-- Begin --

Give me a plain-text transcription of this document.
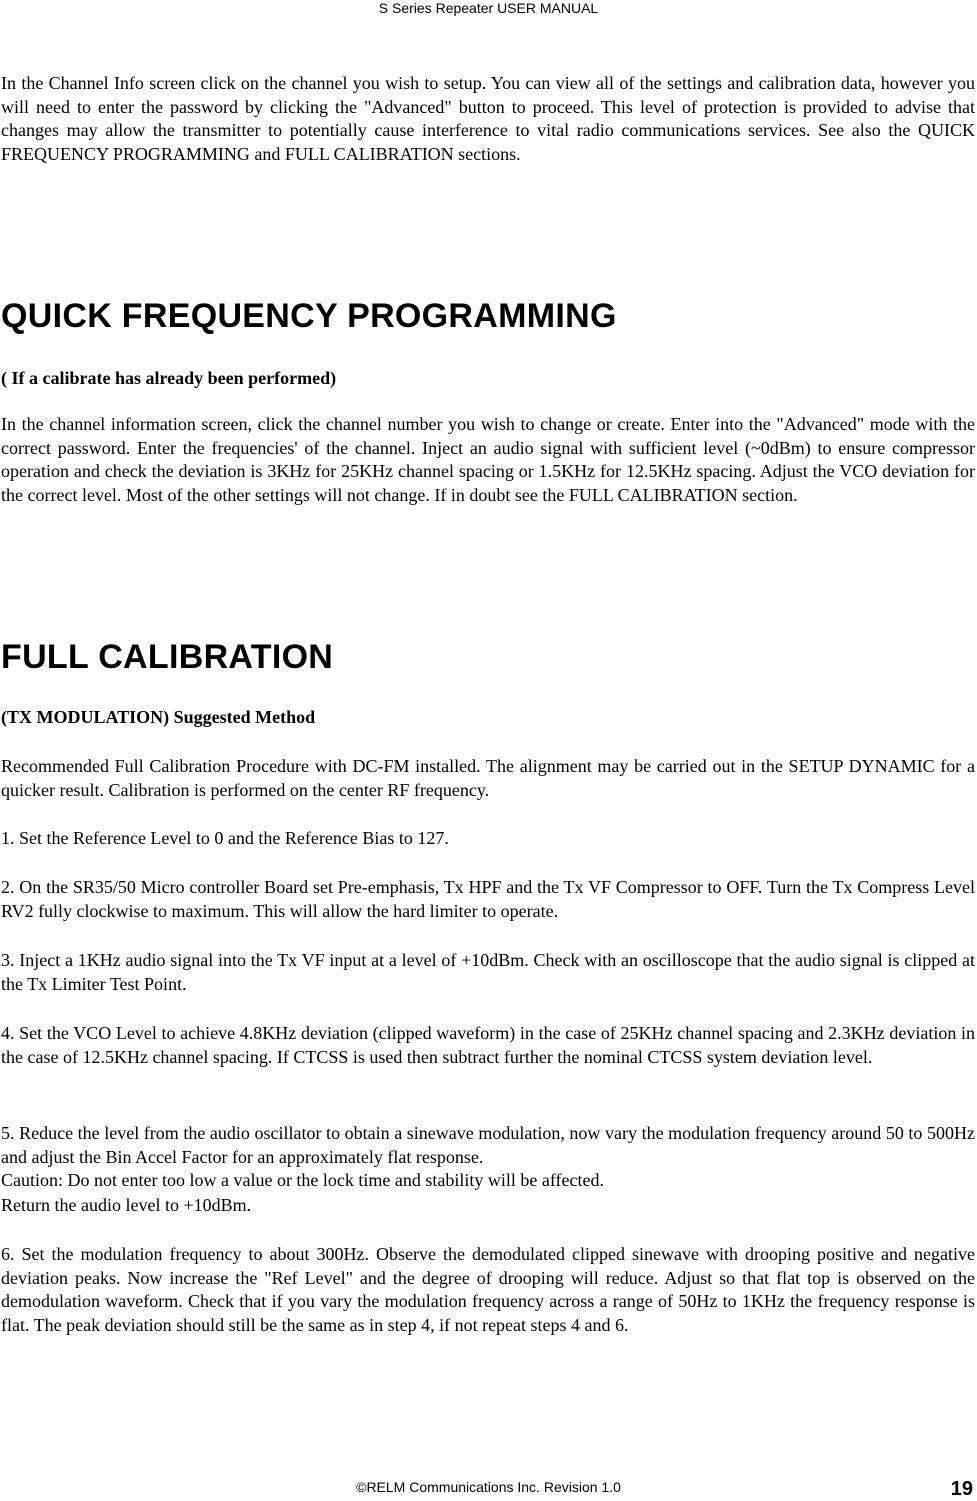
S Series Repeater USER MANUAL

In the Channel Info screen click on the channel you wish to setup. You can view all of the settings and calibration data, however you will need to enter the password by clicking the "Advanced" button to proceed. This level of protection is provided to advise that changes may allow the transmitter to potentially cause interference to vital radio communications services. See also the QUICK FREQUENCY PROGRAMMING and FULL CALIBRATION sections.

QUICK FREQUENCY PROGRAMMING

( If a calibrate has already been performed)

In the channel information screen, click the channel number you wish to change or create. Enter into the "Advanced" mode with the correct password. Enter the frequencies' of the channel. Inject an audio signal with sufficient level (~0dBm) to ensure compressor operation and check the deviation is 3KHz for 25KHz channel spacing or 1.5KHz for 12.5KHz spacing. Adjust the VCO deviation for the correct level. Most of the other settings will not change. If in doubt see the FULL CALIBRATION section.

FULL CALIBRATION

(TX MODULATION) Suggested Method

Recommended Full Calibration Procedure with DC-FM installed. The alignment may be carried out in the SETUP DYNAMIC for a quicker result. Calibration is performed on the center RF frequency.

1. Set the Reference Level to 0 and the Reference Bias to 127.

2. On the SR35/50 Micro controller Board set Pre-emphasis, Tx HPF and the Tx VF Compressor to OFF. Turn the Tx Compress Level RV2 fully clockwise to maximum. This will allow the hard limiter to operate.

3. Inject a 1KHz audio signal into the Tx VF input at a level of +10dBm. Check with an oscilloscope that the audio signal is clipped at the Tx Limiter Test Point.

4. Set the VCO Level to achieve 4.8KHz deviation (clipped waveform) in the case of 25KHz channel spacing and 2.3KHz deviation in the case of 12.5KHz channel spacing. If CTCSS is used then subtract further the nominal CTCSS system deviation level.

5. Reduce the level from the audio oscillator to obtain a sinewave modulation, now vary the modulation frequency around 50 to 500Hz and adjust the Bin Accel Factor for an approximately flat response.

Caution: Do not enter too low a value or the lock time and stability will be affected.

Return the audio level to +10dBm.

6. Set the modulation frequency to about 300Hz. Observe the demodulated clipped sinewave with drooping positive and negative deviation peaks. Now increase the "Ref Level" and the degree of drooping will reduce. Adjust so that flat top is observed on the demodulation waveform. Check that if you vary the modulation frequency across a range of 50Hz to 1KHz the frequency response is flat. The peak deviation should still be the same as in step 4, if not repeat steps 4 and 6.

©RELM Communications Inc. Revision 1.0	19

-- End --

The data above needs to be retyped exactly, with the images left out.

▸ **OUTPUT BELOW**:
Give me a plain-text transcription of this document.
S Series Repeater USER MANUAL

In the Channel Info screen click on the channel you wish to setup. You can view all of the settings and calibration data, however you will need to enter the password by clicking the "Advanced" button to proceed. This level of protection is provided to advise that changes may allow the transmitter to potentially cause interference to vital radio communications services. See also the QUICK FREQUENCY PROGRAMMING and FULL CALIBRATION sections.

QUICK FREQUENCY PROGRAMMING

( If a calibrate has already been performed)

In the channel information screen, click the channel number you wish to change or create. Enter into the "Advanced" mode with the correct password. Enter the frequencies' of the channel. Inject an audio signal with sufficient level (~0dBm) to ensure compressor operation and check the deviation is 3KHz for 25KHz channel spacing or 1.5KHz for 12.5KHz spacing. Adjust the VCO deviation for the correct level. Most of the other settings will not change. If in doubt see the FULL CALIBRATION section.

FULL CALIBRATION

(TX MODULATION) Suggested Method

Recommended Full Calibration Procedure with DC-FM installed. The alignment may be carried out in the SETUP DYNAMIC for a quicker result. Calibration is performed on the center RF frequency.

1. Set the Reference Level to 0 and the Reference Bias to 127.

2. On the SR35/50 Micro controller Board set Pre-emphasis, Tx HPF and the Tx VF Compressor to OFF. Turn the Tx Compress Level RV2 fully clockwise to maximum. This will allow the hard limiter to operate.

3. Inject a 1KHz audio signal into the Tx VF input at a level of +10dBm. Check with an oscilloscope that the audio signal is clipped at the Tx Limiter Test Point.

4. Set the VCO Level to achieve 4.8KHz deviation (clipped waveform) in the case of 25KHz channel spacing and 2.3KHz deviation in the case of 12.5KHz channel spacing. If CTCSS is used then subtract further the nominal CTCSS system deviation level.

5. Reduce the level from the audio oscillator to obtain a sinewave modulation, now vary the modulation frequency around 50 to 500Hz and adjust the Bin Accel Factor for an approximately flat response.

Caution: Do not enter too low a value or the lock time and stability will be affected.

Return the audio level to +10dBm.

6. Set the modulation frequency to about 300Hz. Observe the demodulated clipped sinewave with drooping positive and negative deviation peaks. Now increase the "Ref Level" and the degree of drooping will reduce. Adjust so that flat top is observed on the demodulation waveform. Check that if you vary the modulation frequency across a range of 50Hz to 1KHz the frequency response is flat. The peak deviation should still be the same as in step 4, if not repeat steps 4 and 6.

©RELM Communications Inc. Revision 1.0	19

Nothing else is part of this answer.